--- Start Material for this exercise ---
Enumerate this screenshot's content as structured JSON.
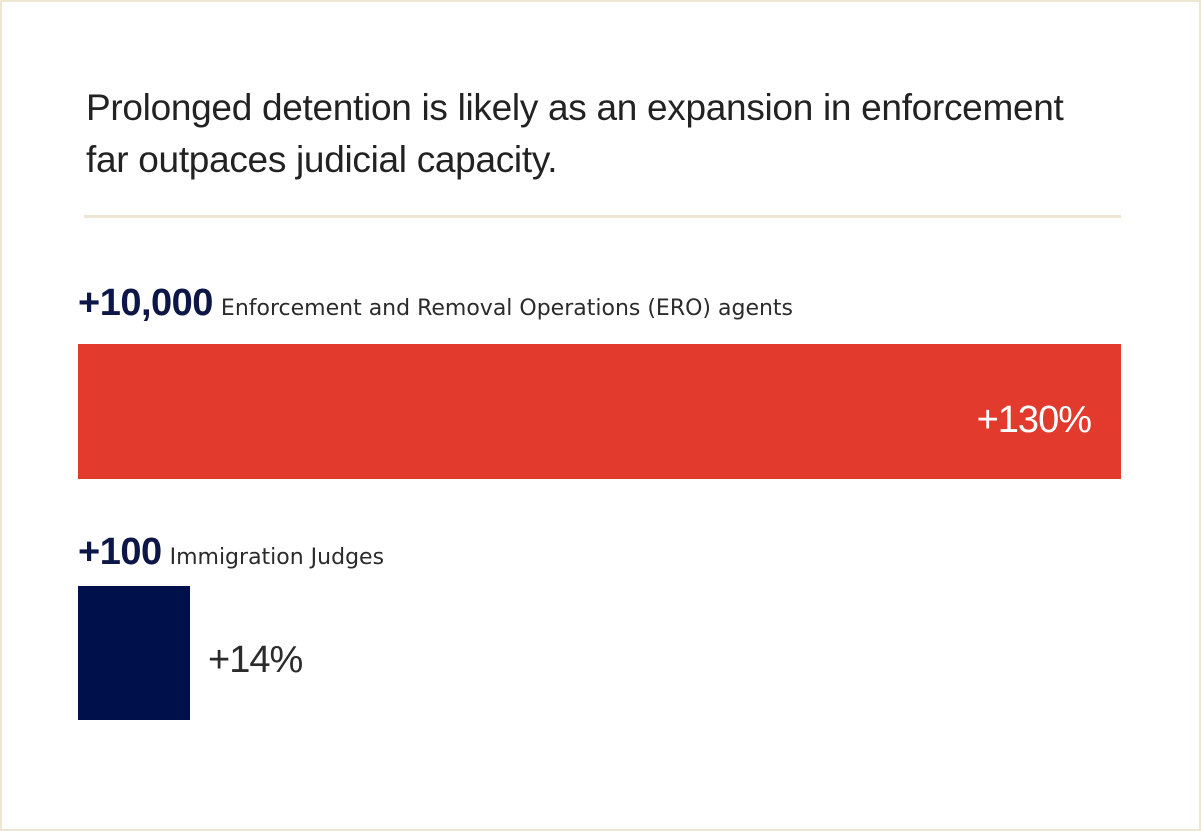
{
  "title": "Prolonged detention is likely as an expansion in enforcement far outpaces judicial capacity.",
  "colors": {
    "enforcement": "#e23a2d",
    "judges": "#00104a",
    "count_text": "#0d1747",
    "rule": "#efe5d3"
  },
  "chart_data": {
    "type": "bar",
    "orientation": "horizontal",
    "title": "Prolonged detention is likely as an expansion in enforcement far outpaces judicial capacity.",
    "categories": [
      "Enforcement and Removal Operations (ERO) agents",
      "Immigration Judges"
    ],
    "counts": [
      "+10,000",
      "+100"
    ],
    "values": [
      130,
      14
    ],
    "value_labels": [
      "+130%",
      "+14%"
    ],
    "unit": "%",
    "xlim": [
      0,
      130
    ],
    "grid": false,
    "legend": "none",
    "rows": [
      {
        "count": "+10,000",
        "label": "Enforcement and Removal Operations (ERO) agents",
        "value": 130,
        "value_label": "+130%",
        "color": "#e23a2d",
        "value_label_position": "inside-end",
        "value_label_color": "#ffffff"
      },
      {
        "count": "+100",
        "label": "Immigration Judges",
        "value": 14,
        "value_label": "+14%",
        "color": "#00104a",
        "value_label_position": "outside-end",
        "value_label_color": "#2b2b2b"
      }
    ]
  }
}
--- End Material for this exercise ---
Exercise objective:
Skip the pictures and transcribe the rest of the records exactly.

Answer to the exercise:
Enumerate this screenshot's content as structured JSON.
{
  "title": "Prolonged detention is likely as an expansion in enforcement far outpaces judicial capacity.",
  "colors": {
    "enforcement": "#e23a2d",
    "judges": "#00104a",
    "count_text": "#0d1747",
    "rule": "#efe5d3"
  },
  "chart_data": {
    "type": "bar",
    "orientation": "horizontal",
    "title": "Prolonged detention is likely as an expansion in enforcement far outpaces judicial capacity.",
    "categories": [
      "Enforcement and Removal Operations (ERO) agents",
      "Immigration Judges"
    ],
    "counts": [
      "+10,000",
      "+100"
    ],
    "values": [
      130,
      14
    ],
    "value_labels": [
      "+130%",
      "+14%"
    ],
    "unit": "%",
    "xlim": [
      0,
      130
    ],
    "grid": false,
    "legend": "none",
    "rows": [
      {
        "count": "+10,000",
        "label": "Enforcement and Removal Operations (ERO) agents",
        "value": 130,
        "value_label": "+130%",
        "color": "#e23a2d",
        "value_label_position": "inside-end",
        "value_label_color": "#ffffff"
      },
      {
        "count": "+100",
        "label": "Immigration Judges",
        "value": 14,
        "value_label": "+14%",
        "color": "#00104a",
        "value_label_position": "outside-end",
        "value_label_color": "#2b2b2b"
      }
    ]
  }
}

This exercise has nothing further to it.